● **Work to do**: Your task is to extract every line from the material below exactly.
╭─ Data for the task
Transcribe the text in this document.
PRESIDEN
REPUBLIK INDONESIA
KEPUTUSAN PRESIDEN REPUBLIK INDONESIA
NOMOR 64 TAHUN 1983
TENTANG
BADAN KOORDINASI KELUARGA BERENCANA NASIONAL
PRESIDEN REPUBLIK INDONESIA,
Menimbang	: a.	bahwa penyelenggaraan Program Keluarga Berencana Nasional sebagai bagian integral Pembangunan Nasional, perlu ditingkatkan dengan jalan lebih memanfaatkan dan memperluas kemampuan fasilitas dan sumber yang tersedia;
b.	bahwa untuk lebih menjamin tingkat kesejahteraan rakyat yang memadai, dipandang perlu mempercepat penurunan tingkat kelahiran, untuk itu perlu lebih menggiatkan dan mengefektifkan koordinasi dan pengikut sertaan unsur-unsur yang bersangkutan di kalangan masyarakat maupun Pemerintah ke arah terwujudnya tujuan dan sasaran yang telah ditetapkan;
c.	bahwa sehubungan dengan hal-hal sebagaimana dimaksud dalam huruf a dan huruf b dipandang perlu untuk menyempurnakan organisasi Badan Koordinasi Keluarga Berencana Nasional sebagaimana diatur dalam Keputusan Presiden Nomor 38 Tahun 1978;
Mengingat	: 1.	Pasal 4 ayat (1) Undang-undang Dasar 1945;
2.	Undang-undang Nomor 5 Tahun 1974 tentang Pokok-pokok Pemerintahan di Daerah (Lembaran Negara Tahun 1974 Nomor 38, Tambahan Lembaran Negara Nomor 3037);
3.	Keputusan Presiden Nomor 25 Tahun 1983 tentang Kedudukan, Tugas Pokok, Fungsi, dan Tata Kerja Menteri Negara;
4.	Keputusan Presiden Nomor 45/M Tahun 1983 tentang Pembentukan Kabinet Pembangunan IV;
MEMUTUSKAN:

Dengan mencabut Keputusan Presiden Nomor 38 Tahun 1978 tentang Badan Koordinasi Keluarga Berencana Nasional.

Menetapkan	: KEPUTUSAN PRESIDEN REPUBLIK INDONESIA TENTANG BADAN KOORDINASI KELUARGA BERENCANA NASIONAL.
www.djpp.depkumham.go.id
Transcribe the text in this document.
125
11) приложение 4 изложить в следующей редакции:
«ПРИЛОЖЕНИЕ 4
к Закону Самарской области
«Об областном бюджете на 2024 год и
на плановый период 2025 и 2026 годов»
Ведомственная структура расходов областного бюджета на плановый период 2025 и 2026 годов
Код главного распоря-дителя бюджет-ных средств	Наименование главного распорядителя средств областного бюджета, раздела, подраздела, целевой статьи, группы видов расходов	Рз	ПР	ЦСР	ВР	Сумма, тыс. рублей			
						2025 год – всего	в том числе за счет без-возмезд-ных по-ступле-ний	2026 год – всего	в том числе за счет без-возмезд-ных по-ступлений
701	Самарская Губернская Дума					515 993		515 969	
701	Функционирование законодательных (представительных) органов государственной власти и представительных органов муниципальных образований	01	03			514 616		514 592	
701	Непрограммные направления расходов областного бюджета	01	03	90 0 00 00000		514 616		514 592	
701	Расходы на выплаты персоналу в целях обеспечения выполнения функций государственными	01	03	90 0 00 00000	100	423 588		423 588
╰─
● **Written response**:
Transcribe the text in this document.
PRESIDEN
REPUBLIK INDONESIA
KEPUTUSAN PRESIDEN REPUBLIK INDONESIA
NOMOR 64 TAHUN 1983
TENTANG
BADAN KOORDINASI KELUARGA BERENCANA NASIONAL
PRESIDEN REPUBLIK INDONESIA,
Menimbang	: a.	bahwa penyelenggaraan Program Keluarga Berencana Nasional sebagai bagian integral Pembangunan Nasional, perlu ditingkatkan dengan jalan lebih memanfaatkan dan memperluas kemampuan fasilitas dan sumber yang tersedia;
b.	bahwa untuk lebih menjamin tingkat kesejahteraan rakyat yang memadai, dipandang perlu mempercepat penurunan tingkat kelahiran, untuk itu perlu lebih menggiatkan dan mengefektifkan koordinasi dan pengikut sertaan unsur-unsur yang bersangkutan di kalangan masyarakat maupun Pemerintah ke arah terwujudnya tujuan dan sasaran yang telah ditetapkan;
c.	bahwa sehubungan dengan hal-hal sebagaimana dimaksud dalam huruf a dan huruf b dipandang perlu untuk menyempurnakan organisasi Badan Koordinasi Keluarga Berencana Nasional sebagaimana diatur dalam Keputusan Presiden Nomor 38 Tahun 1978;
Mengingat	: 1.	Pasal 4 ayat (1) Undang-undang Dasar 1945;
2.	Undang-undang Nomor 5 Tahun 1974 tentang Pokok-pokok Pemerintahan di Daerah (Lembaran Negara Tahun 1974 Nomor 38, Tambahan Lembaran Negara Nomor 3037);
3.	Keputusan Presiden Nomor 25 Tahun 1983 tentang Kedudukan, Tugas Pokok, Fungsi, dan Tata Kerja Menteri Negara;
4.	Keputusan Presiden Nomor 45/M Tahun 1983 tentang Pembentukan Kabinet Pembangunan IV;
MEMUTUSKAN:

Dengan mencabut Keputusan Presiden Nomor 38 Tahun 1978 tentang Badan Koordinasi Keluarga Berencana Nasional.

Menetapkan	: KEPUTUSAN PRESIDEN REPUBLIK INDONESIA TENTANG BADAN KOORDINASI KELUARGA BERENCANA NASIONAL.
www.djpp.depkumham.go.id
Transcribe the text in this document.
125
11) приложение 4 изложить в следующей редакции:
«ПРИЛОЖЕНИЕ 4
к Закону Самарской области
«Об областном бюджете на 2024 год и
на плановый период 2025 и 2026 годов»
Ведомственная структура расходов областного бюджета на плановый период 2025 и 2026 годов
Код главного распоря-дителя бюджет-ных средств	Наименование главного распорядителя средств областного бюджета, раздела, подраздела, целевой статьи, группы видов расходов	Рз	ПР	ЦСР	ВР	Сумма, тыс. рублей			
						2025 год – всего	в том числе за счет без-возмезд-ных по-ступле-ний	2026 год – всего	в том числе за счет без-возмезд-ных по-ступлений
701	Самарская Губернская Дума					515 993		515 969	
701	Функционирование законодательных (представительных) органов государственной власти и представительных органов муниципальных образований	01	03			514 616		514 592	
701	Непрограммные направления расходов областного бюджета	01	03	90 0 00 00000		514 616		514 592	
701	Расходы на выплаты персоналу в целях обеспечения выполнения функций государственными	01	03	90 0 00 00000	100	423 588		423 588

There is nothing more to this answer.